Exercise goal: Please report every line from the material that contains the word "strategy".

Task material:
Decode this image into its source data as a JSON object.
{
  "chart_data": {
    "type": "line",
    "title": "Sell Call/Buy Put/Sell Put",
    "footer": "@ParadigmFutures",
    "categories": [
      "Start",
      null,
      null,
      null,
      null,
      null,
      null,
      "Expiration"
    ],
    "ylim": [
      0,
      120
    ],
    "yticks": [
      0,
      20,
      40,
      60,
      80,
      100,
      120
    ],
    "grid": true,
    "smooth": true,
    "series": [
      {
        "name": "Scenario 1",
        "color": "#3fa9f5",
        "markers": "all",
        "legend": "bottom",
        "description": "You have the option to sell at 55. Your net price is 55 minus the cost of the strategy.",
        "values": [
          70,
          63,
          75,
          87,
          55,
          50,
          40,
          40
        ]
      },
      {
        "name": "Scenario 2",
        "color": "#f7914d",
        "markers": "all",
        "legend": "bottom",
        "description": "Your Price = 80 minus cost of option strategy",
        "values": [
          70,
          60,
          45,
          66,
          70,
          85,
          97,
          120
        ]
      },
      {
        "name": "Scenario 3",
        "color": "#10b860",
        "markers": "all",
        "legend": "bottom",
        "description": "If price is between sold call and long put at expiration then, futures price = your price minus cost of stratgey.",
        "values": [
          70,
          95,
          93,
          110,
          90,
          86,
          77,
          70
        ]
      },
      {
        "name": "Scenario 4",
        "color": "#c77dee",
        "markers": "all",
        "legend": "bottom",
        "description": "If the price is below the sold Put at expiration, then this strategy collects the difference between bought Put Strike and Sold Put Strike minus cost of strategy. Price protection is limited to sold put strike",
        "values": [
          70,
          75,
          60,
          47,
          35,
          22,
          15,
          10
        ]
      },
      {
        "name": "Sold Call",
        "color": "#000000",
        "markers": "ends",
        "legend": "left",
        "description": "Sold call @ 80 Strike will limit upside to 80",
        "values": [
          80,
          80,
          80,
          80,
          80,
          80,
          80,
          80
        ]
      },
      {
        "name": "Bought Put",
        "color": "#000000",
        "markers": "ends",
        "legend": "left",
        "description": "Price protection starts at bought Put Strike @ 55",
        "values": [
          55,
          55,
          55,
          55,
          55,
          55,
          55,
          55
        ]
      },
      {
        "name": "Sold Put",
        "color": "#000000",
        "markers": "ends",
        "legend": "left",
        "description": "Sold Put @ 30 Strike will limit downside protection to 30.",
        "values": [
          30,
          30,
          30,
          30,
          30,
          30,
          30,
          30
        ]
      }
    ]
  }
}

---

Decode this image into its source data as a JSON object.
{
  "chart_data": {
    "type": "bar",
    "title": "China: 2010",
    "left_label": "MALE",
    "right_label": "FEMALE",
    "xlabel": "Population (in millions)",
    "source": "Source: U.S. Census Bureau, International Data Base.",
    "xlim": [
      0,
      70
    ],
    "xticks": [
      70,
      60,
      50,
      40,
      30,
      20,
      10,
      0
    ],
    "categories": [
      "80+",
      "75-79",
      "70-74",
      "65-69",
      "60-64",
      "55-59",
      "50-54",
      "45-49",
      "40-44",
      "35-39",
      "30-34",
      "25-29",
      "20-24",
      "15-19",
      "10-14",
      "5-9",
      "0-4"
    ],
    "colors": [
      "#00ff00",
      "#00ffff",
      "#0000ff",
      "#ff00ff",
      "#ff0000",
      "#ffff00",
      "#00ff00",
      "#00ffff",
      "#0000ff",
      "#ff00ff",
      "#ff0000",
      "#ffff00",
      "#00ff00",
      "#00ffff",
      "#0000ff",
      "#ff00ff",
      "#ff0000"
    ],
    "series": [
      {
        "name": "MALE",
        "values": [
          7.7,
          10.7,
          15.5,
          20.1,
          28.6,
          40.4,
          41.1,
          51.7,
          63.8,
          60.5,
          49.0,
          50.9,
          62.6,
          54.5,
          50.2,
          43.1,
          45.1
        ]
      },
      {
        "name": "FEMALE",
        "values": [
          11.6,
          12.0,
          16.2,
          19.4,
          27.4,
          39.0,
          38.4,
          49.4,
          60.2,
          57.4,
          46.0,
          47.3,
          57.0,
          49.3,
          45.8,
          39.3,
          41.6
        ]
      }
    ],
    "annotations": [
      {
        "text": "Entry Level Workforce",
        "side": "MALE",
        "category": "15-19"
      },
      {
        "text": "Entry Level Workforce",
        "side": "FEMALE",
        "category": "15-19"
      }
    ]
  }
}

Exercise solution:
        "description": "You have the option to sell at 55. Your net price is 55 minus the cost of the strategy.",
        "description": "Your Price = 80 minus cost of option strategy",
        "description": "If the price is below the sold Put at expiration, then this strategy collects the difference between bought Put Strike and Sold Put Strike minus cost of strategy. Price protection is limited to sold put strike",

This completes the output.